[Task objective] Output a single figure: the number of lines in which the word "Laura" appears.

[Records for this exercise]
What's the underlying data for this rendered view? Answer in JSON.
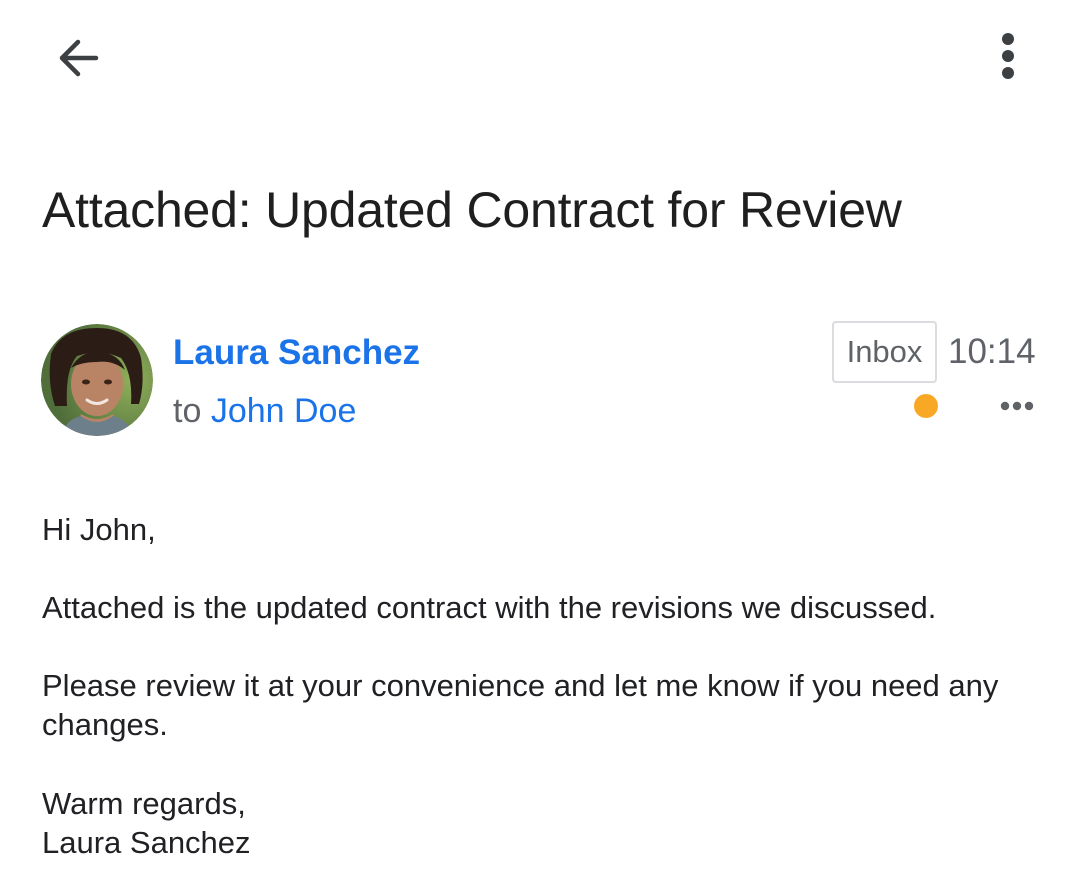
{
  "header": {
    "back_icon": "arrow-left-icon",
    "more_icon": "more-vert-icon"
  },
  "email": {
    "subject": "Attached: Updated Contract for Review",
    "sender": {
      "name": "Laura Sanchez",
      "avatar": "profile-photo"
    },
    "recipient_prefix": "to",
    "recipient": "John Doe",
    "label": "Inbox",
    "time": "10:14",
    "importance_color": "#f9a825",
    "details_icon": "more-horiz-icon",
    "body": {
      "greeting": "Hi John,",
      "paragraph1": "Attached is the updated contract with the revisions we discussed.",
      "paragraph2": "Please review it at your convenience and let me know if you need any changes.",
      "signoff": "Warm regards,",
      "signature": "Laura Sanchez"
    }
  },
  "colors": {
    "link": "#1a73e8",
    "secondary_text": "#5f6368",
    "primary_text": "#202124"
  }
}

[Final result] 2